PROVIDED DATA ::
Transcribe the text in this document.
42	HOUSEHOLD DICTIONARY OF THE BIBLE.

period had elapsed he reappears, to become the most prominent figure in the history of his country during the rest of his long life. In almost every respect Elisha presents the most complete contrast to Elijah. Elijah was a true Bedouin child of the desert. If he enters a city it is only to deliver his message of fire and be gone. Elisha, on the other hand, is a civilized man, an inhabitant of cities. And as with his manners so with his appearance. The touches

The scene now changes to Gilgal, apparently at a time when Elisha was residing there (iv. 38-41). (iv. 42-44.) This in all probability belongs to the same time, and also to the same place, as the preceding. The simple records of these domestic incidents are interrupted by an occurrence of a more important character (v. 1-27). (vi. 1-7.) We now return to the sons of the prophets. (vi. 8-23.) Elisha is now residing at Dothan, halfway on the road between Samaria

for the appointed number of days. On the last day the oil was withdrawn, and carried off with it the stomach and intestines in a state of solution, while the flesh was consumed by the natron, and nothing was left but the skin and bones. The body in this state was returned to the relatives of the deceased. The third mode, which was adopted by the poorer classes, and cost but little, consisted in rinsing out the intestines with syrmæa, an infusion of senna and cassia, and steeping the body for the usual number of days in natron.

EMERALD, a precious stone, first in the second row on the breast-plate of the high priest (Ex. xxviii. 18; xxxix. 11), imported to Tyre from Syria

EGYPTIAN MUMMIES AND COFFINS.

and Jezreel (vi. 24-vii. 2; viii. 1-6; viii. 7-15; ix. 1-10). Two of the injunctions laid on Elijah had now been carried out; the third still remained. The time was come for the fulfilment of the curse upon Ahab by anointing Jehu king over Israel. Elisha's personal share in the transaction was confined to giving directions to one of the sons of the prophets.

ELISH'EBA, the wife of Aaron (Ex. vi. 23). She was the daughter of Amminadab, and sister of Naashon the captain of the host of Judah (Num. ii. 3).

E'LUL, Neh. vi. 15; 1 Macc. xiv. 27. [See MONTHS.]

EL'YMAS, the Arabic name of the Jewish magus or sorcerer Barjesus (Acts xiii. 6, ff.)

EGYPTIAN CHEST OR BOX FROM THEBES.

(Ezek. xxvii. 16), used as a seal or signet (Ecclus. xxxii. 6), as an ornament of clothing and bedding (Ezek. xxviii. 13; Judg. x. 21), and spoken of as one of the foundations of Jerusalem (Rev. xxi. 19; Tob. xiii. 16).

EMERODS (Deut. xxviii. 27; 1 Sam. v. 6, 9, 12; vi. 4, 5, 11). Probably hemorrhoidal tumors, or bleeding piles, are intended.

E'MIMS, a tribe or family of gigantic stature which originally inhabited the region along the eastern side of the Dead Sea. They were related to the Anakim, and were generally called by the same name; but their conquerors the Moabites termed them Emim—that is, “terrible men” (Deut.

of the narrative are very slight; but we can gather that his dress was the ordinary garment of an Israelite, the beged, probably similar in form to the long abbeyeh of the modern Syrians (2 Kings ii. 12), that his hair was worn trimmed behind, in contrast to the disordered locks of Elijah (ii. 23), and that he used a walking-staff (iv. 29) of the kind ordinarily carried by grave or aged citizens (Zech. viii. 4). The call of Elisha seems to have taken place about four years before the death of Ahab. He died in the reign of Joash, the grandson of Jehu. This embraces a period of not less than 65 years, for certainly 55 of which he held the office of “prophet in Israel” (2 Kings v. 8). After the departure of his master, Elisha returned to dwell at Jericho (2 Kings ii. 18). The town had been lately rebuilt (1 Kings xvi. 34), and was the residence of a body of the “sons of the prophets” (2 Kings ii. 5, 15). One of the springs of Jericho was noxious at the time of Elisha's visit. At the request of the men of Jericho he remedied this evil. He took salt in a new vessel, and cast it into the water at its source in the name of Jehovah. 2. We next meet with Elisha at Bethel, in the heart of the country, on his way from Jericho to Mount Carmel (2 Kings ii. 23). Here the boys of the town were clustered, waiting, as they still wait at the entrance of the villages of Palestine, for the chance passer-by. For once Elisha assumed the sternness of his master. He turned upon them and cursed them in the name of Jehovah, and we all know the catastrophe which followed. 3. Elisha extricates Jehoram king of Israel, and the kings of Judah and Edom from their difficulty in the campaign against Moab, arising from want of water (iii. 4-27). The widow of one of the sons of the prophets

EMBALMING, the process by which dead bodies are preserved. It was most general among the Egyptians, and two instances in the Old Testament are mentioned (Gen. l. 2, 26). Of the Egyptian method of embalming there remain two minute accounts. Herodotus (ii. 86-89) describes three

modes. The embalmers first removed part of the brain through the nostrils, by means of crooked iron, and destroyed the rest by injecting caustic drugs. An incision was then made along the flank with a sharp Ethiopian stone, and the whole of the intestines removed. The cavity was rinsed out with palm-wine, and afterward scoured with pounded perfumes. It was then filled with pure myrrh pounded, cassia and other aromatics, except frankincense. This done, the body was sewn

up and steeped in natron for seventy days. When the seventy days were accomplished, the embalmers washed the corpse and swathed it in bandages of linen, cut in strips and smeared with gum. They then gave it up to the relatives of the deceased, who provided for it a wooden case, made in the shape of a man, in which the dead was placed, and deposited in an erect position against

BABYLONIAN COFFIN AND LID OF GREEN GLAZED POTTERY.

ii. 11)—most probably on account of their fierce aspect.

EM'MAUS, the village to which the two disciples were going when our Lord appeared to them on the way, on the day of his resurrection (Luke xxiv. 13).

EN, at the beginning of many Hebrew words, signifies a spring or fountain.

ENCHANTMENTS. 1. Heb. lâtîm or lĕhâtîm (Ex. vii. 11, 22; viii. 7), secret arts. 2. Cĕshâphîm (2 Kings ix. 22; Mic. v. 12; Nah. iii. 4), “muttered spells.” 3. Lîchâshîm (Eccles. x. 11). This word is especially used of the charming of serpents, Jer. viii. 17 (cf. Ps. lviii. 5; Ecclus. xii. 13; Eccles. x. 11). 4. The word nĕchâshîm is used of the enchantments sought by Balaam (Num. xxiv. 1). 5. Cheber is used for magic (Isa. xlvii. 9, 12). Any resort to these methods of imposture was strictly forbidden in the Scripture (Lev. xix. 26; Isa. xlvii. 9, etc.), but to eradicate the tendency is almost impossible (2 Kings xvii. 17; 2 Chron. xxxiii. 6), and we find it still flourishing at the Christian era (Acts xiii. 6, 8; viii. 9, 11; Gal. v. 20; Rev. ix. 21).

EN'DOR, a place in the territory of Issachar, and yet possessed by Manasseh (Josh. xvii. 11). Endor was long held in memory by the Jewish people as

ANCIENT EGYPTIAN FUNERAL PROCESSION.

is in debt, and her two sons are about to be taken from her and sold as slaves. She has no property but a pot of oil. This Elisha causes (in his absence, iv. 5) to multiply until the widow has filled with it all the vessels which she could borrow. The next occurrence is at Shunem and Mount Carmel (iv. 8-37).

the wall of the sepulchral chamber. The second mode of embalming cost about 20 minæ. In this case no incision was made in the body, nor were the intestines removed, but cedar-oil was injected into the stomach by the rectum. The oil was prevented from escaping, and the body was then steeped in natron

PROBLEM REQUIREMENTS :: Every record above must be printed again exactly as it stands.

FINISHED TASK ::
Transcribe the text in this document.
42	HOUSEHOLD DICTIONARY OF THE BIBLE.

period had elapsed he reappears, to become the most prominent figure in the history of his country during the rest of his long life. In almost every respect Elisha presents the most complete contrast to Elijah. Elijah was a true Bedouin child of the desert. If he enters a city it is only to deliver his message of fire and be gone. Elisha, on the other hand, is a civilized man, an inhabitant of cities. And as with his manners so with his appearance. The touches

The scene now changes to Gilgal, apparently at a time when Elisha was residing there (iv. 38-41). (iv. 42-44.) This in all probability belongs to the same time, and also to the same place, as the preceding. The simple records of these domestic incidents are interrupted by an occurrence of a more important character (v. 1-27). (vi. 1-7.) We now return to the sons of the prophets. (vi. 8-23.) Elisha is now residing at Dothan, halfway on the road between Samaria

for the appointed number of days. On the last day the oil was withdrawn, and carried off with it the stomach and intestines in a state of solution, while the flesh was consumed by the natron, and nothing was left but the skin and bones. The body in this state was returned to the relatives of the deceased. The third mode, which was adopted by the poorer classes, and cost but little, consisted in rinsing out the intestines with syrmæa, an infusion of senna and cassia, and steeping the body for the usual number of days in natron.

EMERALD, a precious stone, first in the second row on the breast-plate of the high priest (Ex. xxviii. 18; xxxix. 11), imported to Tyre from Syria

EGYPTIAN MUMMIES AND COFFINS.

and Jezreel (vi. 24-vii. 2; viii. 1-6; viii. 7-15; ix. 1-10). Two of the injunctions laid on Elijah had now been carried out; the third still remained. The time was come for the fulfilment of the curse upon Ahab by anointing Jehu king over Israel. Elisha's personal share in the transaction was confined to giving directions to one of the sons of the prophets.

ELISH'EBA, the wife of Aaron (Ex. vi. 23). She was the daughter of Amminadab, and sister of Naashon the captain of the host of Judah (Num. ii. 3).

E'LUL, Neh. vi. 15; 1 Macc. xiv. 27. [See MONTHS.]

EL'YMAS, the Arabic name of the Jewish magus or sorcerer Barjesus (Acts xiii. 6, ff.)

EGYPTIAN CHEST OR BOX FROM THEBES.

(Ezek. xxvii. 16), used as a seal or signet (Ecclus. xxxii. 6), as an ornament of clothing and bedding (Ezek. xxviii. 13; Judg. x. 21), and spoken of as one of the foundations of Jerusalem (Rev. xxi. 19; Tob. xiii. 16).

EMERODS (Deut. xxviii. 27; 1 Sam. v. 6, 9, 12; vi. 4, 5, 11). Probably hemorrhoidal tumors, or bleeding piles, are intended.

E'MIMS, a tribe or family of gigantic stature which originally inhabited the region along the eastern side of the Dead Sea. They were related to the Anakim, and were generally called by the same name; but their conquerors the Moabites termed them Emim—that is, “terrible men” (Deut.

of the narrative are very slight; but we can gather that his dress was the ordinary garment of an Israelite, the beged, probably similar in form to the long abbeyeh of the modern Syrians (2 Kings ii. 12), that his hair was worn trimmed behind, in contrast to the disordered locks of Elijah (ii. 23), and that he used a walking-staff (iv. 29) of the kind ordinarily carried by grave or aged citizens (Zech. viii. 4). The call of Elisha seems to have taken place about four years before the death of Ahab. He died in the reign of Joash, the grandson of Jehu. This embraces a period of not less than 65 years, for certainly 55 of which he held the office of “prophet in Israel” (2 Kings v. 8). After the departure of his master, Elisha returned to dwell at Jericho (2 Kings ii. 18). The town had been lately rebuilt (1 Kings xvi. 34), and was the residence of a body of the “sons of the prophets” (2 Kings ii. 5, 15). One of the springs of Jericho was noxious at the time of Elisha's visit. At the request of the men of Jericho he remedied this evil. He took salt in a new vessel, and cast it into the water at its source in the name of Jehovah. 2. We next meet with Elisha at Bethel, in the heart of the country, on his way from Jericho to Mount Carmel (2 Kings ii. 23). Here the boys of the town were clustered, waiting, as they still wait at the entrance of the villages of Palestine, for the chance passer-by. For once Elisha assumed the sternness of his master. He turned upon them and cursed them in the name of Jehovah, and we all know the catastrophe which followed. 3. Elisha extricates Jehoram king of Israel, and the kings of Judah and Edom from their difficulty in the campaign against Moab, arising from want of water (iii. 4-27). The widow of one of the sons of the prophets

EMBALMING, the process by which dead bodies are preserved. It was most general among the Egyptians, and two instances in the Old Testament are mentioned (Gen. l. 2, 26). Of the Egyptian method of embalming there remain two minute accounts. Herodotus (ii. 86-89) describes three

modes. The embalmers first removed part of the brain through the nostrils, by means of crooked iron, and destroyed the rest by injecting caustic drugs. An incision was then made along the flank with a sharp Ethiopian stone, and the whole of the intestines removed. The cavity was rinsed out with palm-wine, and afterward scoured with pounded perfumes. It was then filled with pure myrrh pounded, cassia and other aromatics, except frankincense. This done, the body was sewn

up and steeped in natron for seventy days. When the seventy days were accomplished, the embalmers washed the corpse and swathed it in bandages of linen, cut in strips and smeared with gum. They then gave it up to the relatives of the deceased, who provided for it a wooden case, made in the shape of a man, in which the dead was placed, and deposited in an erect position against

BABYLONIAN COFFIN AND LID OF GREEN GLAZED POTTERY.

ii. 11)—most probably on account of their fierce aspect.

EM'MAUS, the village to which the two disciples were going when our Lord appeared to them on the way, on the day of his resurrection (Luke xxiv. 13).

EN, at the beginning of many Hebrew words, signifies a spring or fountain.

ENCHANTMENTS. 1. Heb. lâtîm or lĕhâtîm (Ex. vii. 11, 22; viii. 7), secret arts. 2. Cĕshâphîm (2 Kings ix. 22; Mic. v. 12; Nah. iii. 4), “muttered spells.” 3. Lîchâshîm (Eccles. x. 11). This word is especially used of the charming of serpents, Jer. viii. 17 (cf. Ps. lviii. 5; Ecclus. xii. 13; Eccles. x. 11). 4. The word nĕchâshîm is used of the enchantments sought by Balaam (Num. xxiv. 1). 5. Cheber is used for magic (Isa. xlvii. 9, 12). Any resort to these methods of imposture was strictly forbidden in the Scripture (Lev. xix. 26; Isa. xlvii. 9, etc.), but to eradicate the tendency is almost impossible (2 Kings xvii. 17; 2 Chron. xxxiii. 6), and we find it still flourishing at the Christian era (Acts xiii. 6, 8; viii. 9, 11; Gal. v. 20; Rev. ix. 21).

EN'DOR, a place in the territory of Issachar, and yet possessed by Manasseh (Josh. xvii. 11). Endor was long held in memory by the Jewish people as

ANCIENT EGYPTIAN FUNERAL PROCESSION.

is in debt, and her two sons are about to be taken from her and sold as slaves. She has no property but a pot of oil. This Elisha causes (in his absence, iv. 5) to multiply until the widow has filled with it all the vessels which she could borrow. The next occurrence is at Shunem and Mount Carmel (iv. 8-37).

the wall of the sepulchral chamber. The second mode of embalming cost about 20 minæ. In this case no incision was made in the body, nor were the intestines removed, but cedar-oil was injected into the stomach by the rectum. The oil was prevented from escaping, and the body was then steeped in natron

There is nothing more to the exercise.